[Dataset entries on figures]
■ ■ ■ ■ ■ ■ ■

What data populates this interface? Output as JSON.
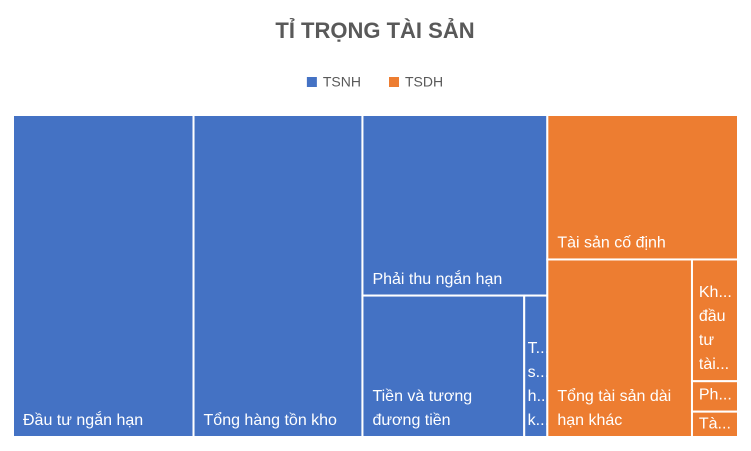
{
  "chart_data": {
    "type": "treemap",
    "title": "TỈ TRỌNG TÀI SẢN",
    "legend": "top",
    "series": [
      {
        "name": "TSNH",
        "color": "#4472c4",
        "categories": [
          "Đầu tư ngắn hạn",
          "Tổng hàng tồn kho",
          "Phải thu ngắn hạn",
          "Tiền và tương đương tiền",
          "T... s... h... k..."
        ],
        "values": [
          24.9,
          23.3,
          14.3,
          9.8,
          1.4
        ]
      },
      {
        "name": "TSDH",
        "color": "#ed7d31",
        "categories": [
          "Tài sản cố định",
          "Tổng tài sản dài hạn khác",
          "Kh... đầu tư tài...",
          "Ph...",
          "Tà..."
        ],
        "values": [
          11.8,
          11.0,
          2.4,
          0.6,
          0.5
        ]
      }
    ]
  }
}
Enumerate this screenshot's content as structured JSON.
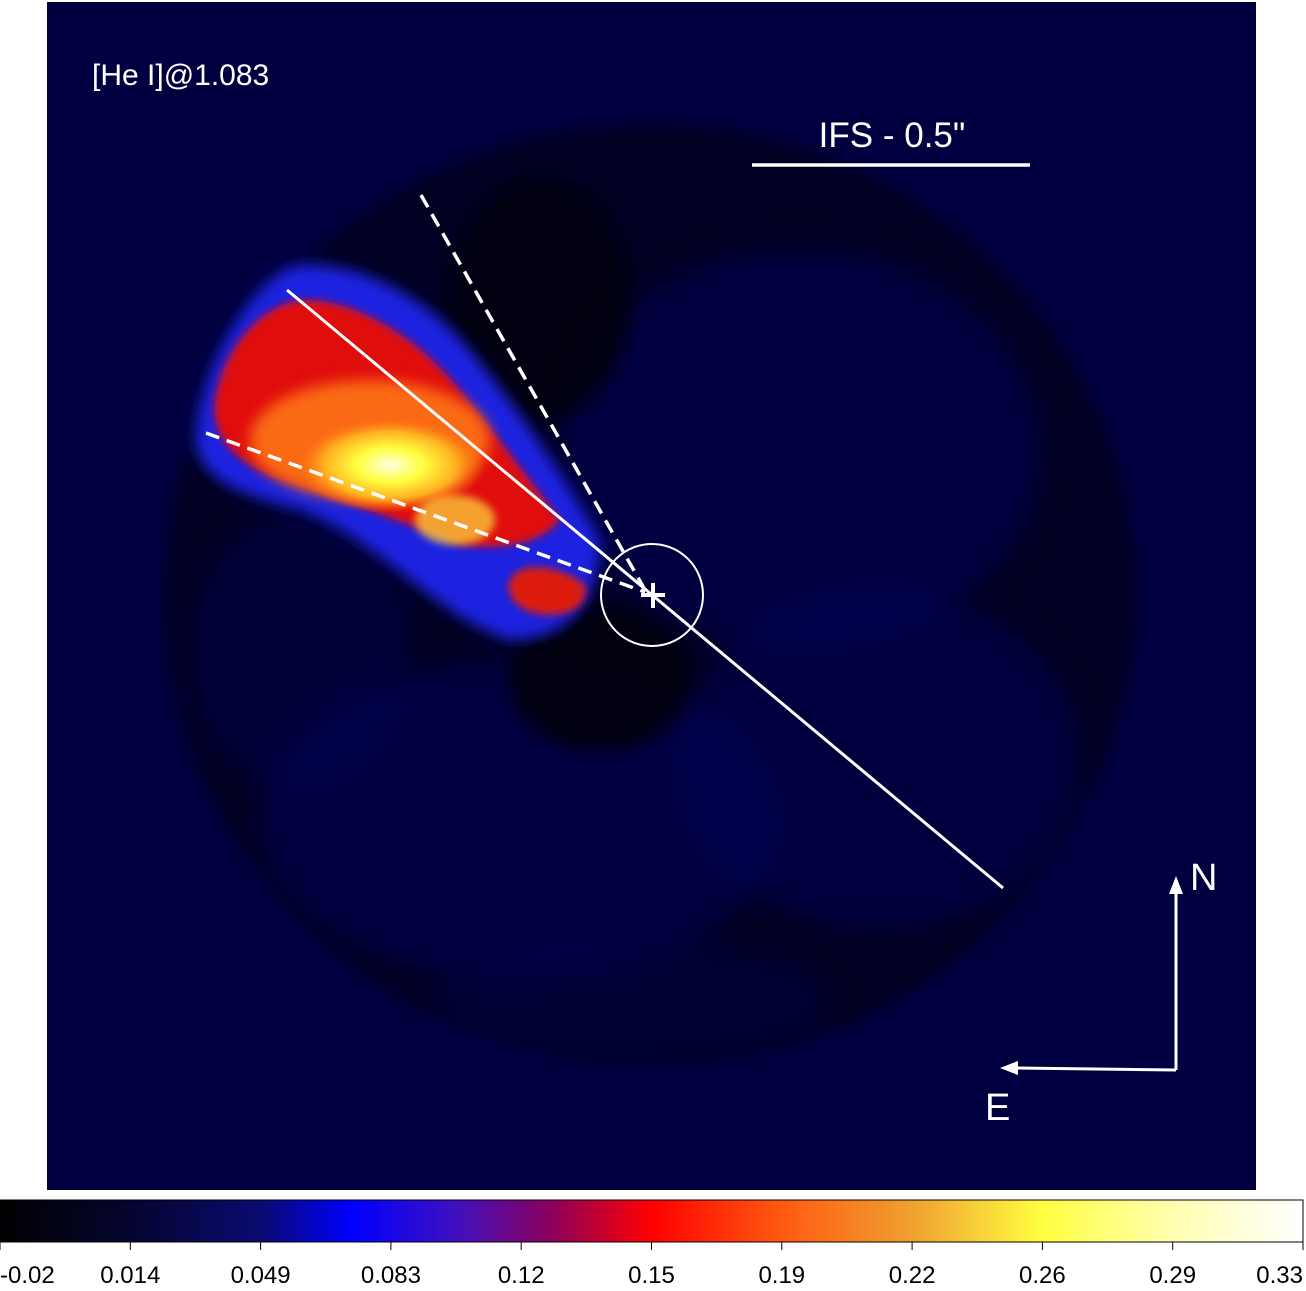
{
  "image": {
    "line_label": "[He I]@1.083",
    "scale_bar_label": "IFS - 0.5\"",
    "compass": {
      "north": "N",
      "east": "E"
    }
  },
  "colorbar": {
    "tick_labels": [
      "-0.02",
      "0.014",
      "0.049",
      "0.083",
      "0.12",
      "0.15",
      "0.19",
      "0.22",
      "0.26",
      "0.29",
      "0.33"
    ],
    "colormap": [
      "#000000",
      "#0a0a50",
      "#0000ff",
      "#8a0066",
      "#ff0000",
      "#ffff33",
      "#ffffff"
    ]
  }
}
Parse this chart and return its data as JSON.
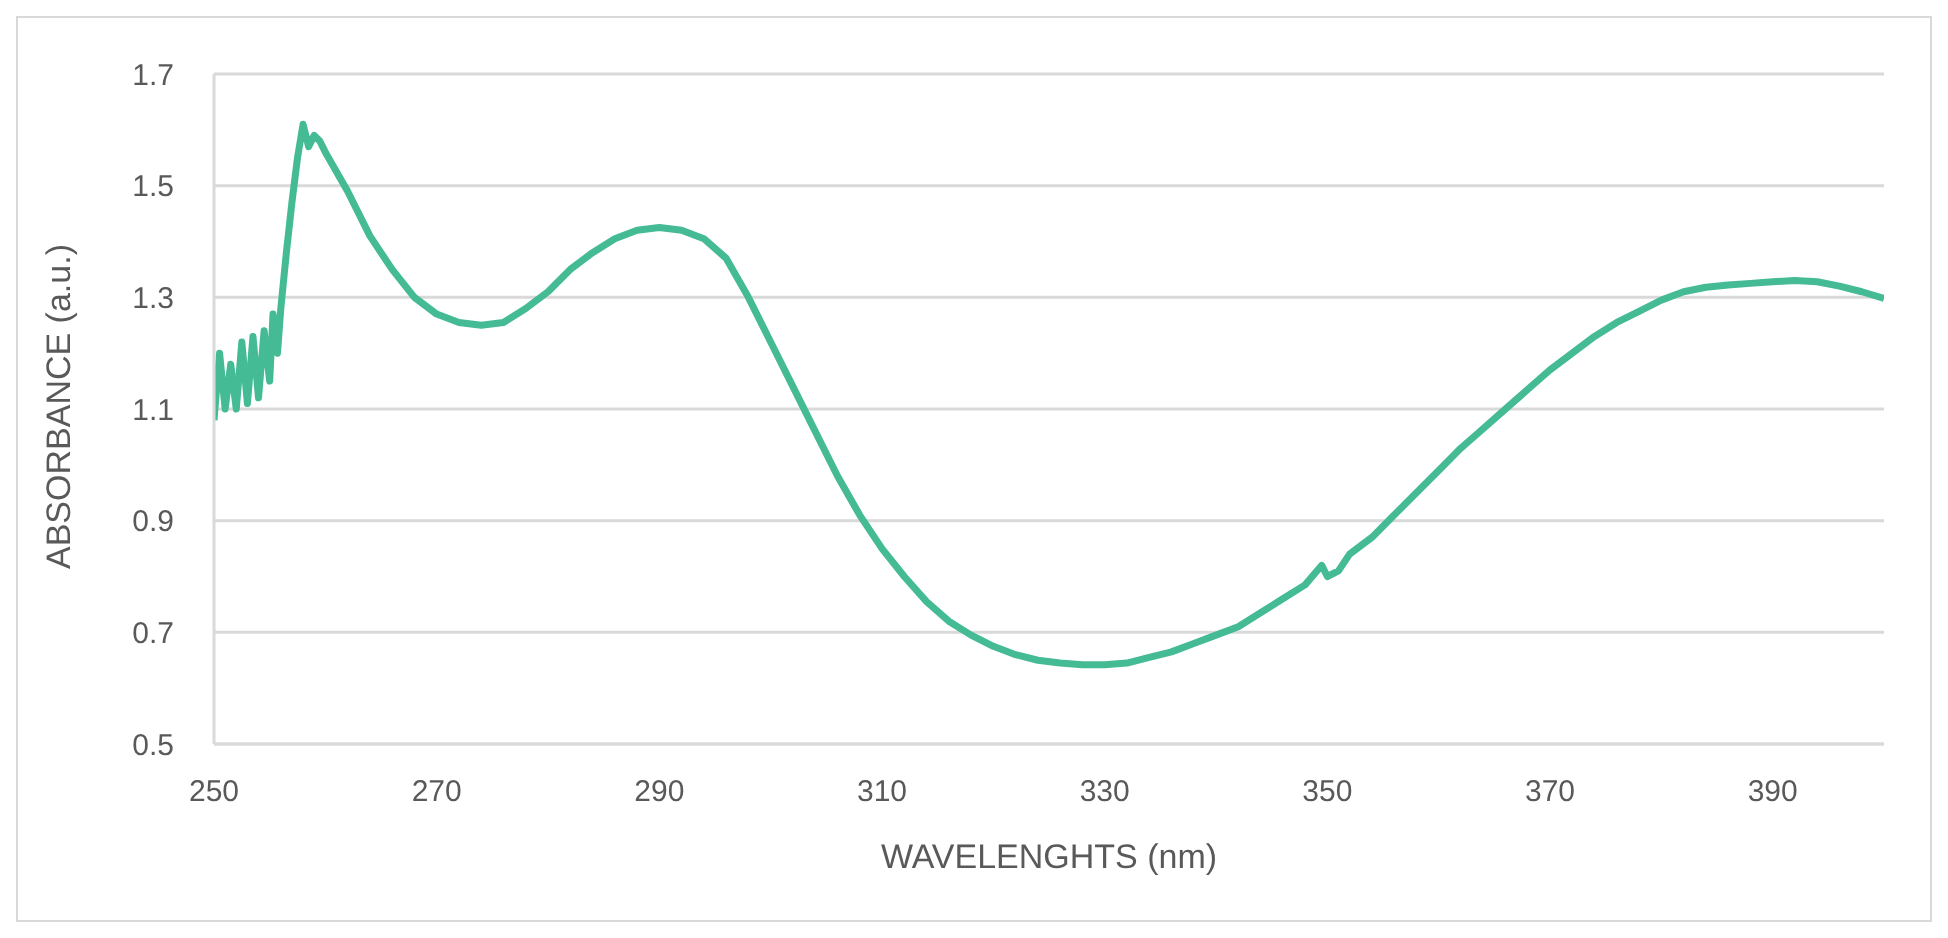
{
  "chart_data": {
    "type": "line",
    "xlabel": "WAVELENGHTS (nm)",
    "ylabel": "ABSORBANCE (a.u.)",
    "xlim": [
      250,
      400
    ],
    "xticks": [
      250,
      270,
      290,
      310,
      330,
      350,
      370,
      390
    ],
    "ylim": [
      0.5,
      1.7
    ],
    "yticks": [
      0.5,
      0.7,
      0.9,
      1.1,
      1.3,
      1.5,
      1.7
    ],
    "grid": "y",
    "legend": false,
    "marker": "none",
    "line_style": "solid",
    "series": [
      {
        "color": "#44bb94",
        "x": [
          250,
          250.5,
          251,
          251.5,
          252,
          252.5,
          253,
          253.5,
          254,
          254.5,
          255,
          255.3,
          255.7,
          256,
          256.5,
          257,
          257.5,
          258,
          258.5,
          259,
          259.5,
          260,
          262,
          264,
          266,
          268,
          270,
          272,
          274,
          276,
          278,
          280,
          282,
          284,
          286,
          288,
          290,
          292,
          294,
          296,
          298,
          300,
          302,
          304,
          306,
          308,
          310,
          312,
          314,
          316,
          318,
          320,
          322,
          324,
          326,
          328,
          330,
          332,
          334,
          336,
          338,
          340,
          342,
          344,
          346,
          348,
          349.5,
          350,
          351,
          352,
          354,
          356,
          358,
          360,
          362,
          364,
          366,
          368,
          370,
          372,
          374,
          376,
          378,
          380,
          382,
          384,
          386,
          388,
          390,
          392,
          394,
          396,
          398,
          400
        ],
        "values": [
          1.08,
          1.2,
          1.1,
          1.18,
          1.1,
          1.22,
          1.11,
          1.23,
          1.12,
          1.24,
          1.15,
          1.27,
          1.2,
          1.28,
          1.38,
          1.47,
          1.55,
          1.61,
          1.57,
          1.59,
          1.58,
          1.56,
          1.49,
          1.41,
          1.35,
          1.3,
          1.27,
          1.255,
          1.25,
          1.255,
          1.28,
          1.31,
          1.35,
          1.38,
          1.405,
          1.42,
          1.425,
          1.42,
          1.405,
          1.37,
          1.3,
          1.22,
          1.14,
          1.06,
          0.98,
          0.91,
          0.85,
          0.8,
          0.755,
          0.72,
          0.695,
          0.675,
          0.66,
          0.65,
          0.645,
          0.642,
          0.642,
          0.645,
          0.655,
          0.665,
          0.68,
          0.695,
          0.71,
          0.735,
          0.76,
          0.785,
          0.82,
          0.8,
          0.81,
          0.84,
          0.87,
          0.91,
          0.95,
          0.99,
          1.03,
          1.065,
          1.1,
          1.135,
          1.17,
          1.2,
          1.23,
          1.255,
          1.275,
          1.295,
          1.31,
          1.318,
          1.322,
          1.325,
          1.328,
          1.33,
          1.328,
          1.32,
          1.31,
          1.298
        ]
      }
    ]
  }
}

■ ■ ■ ■ ■ ■ ■

* PROBLEM REQUIREMENTS: Gather all lines of the records that include the word "Tổng".

* FINISHED TASK:
          "Tổng hàng tồn kho",
          "Tổng tài sản dài hạn khác",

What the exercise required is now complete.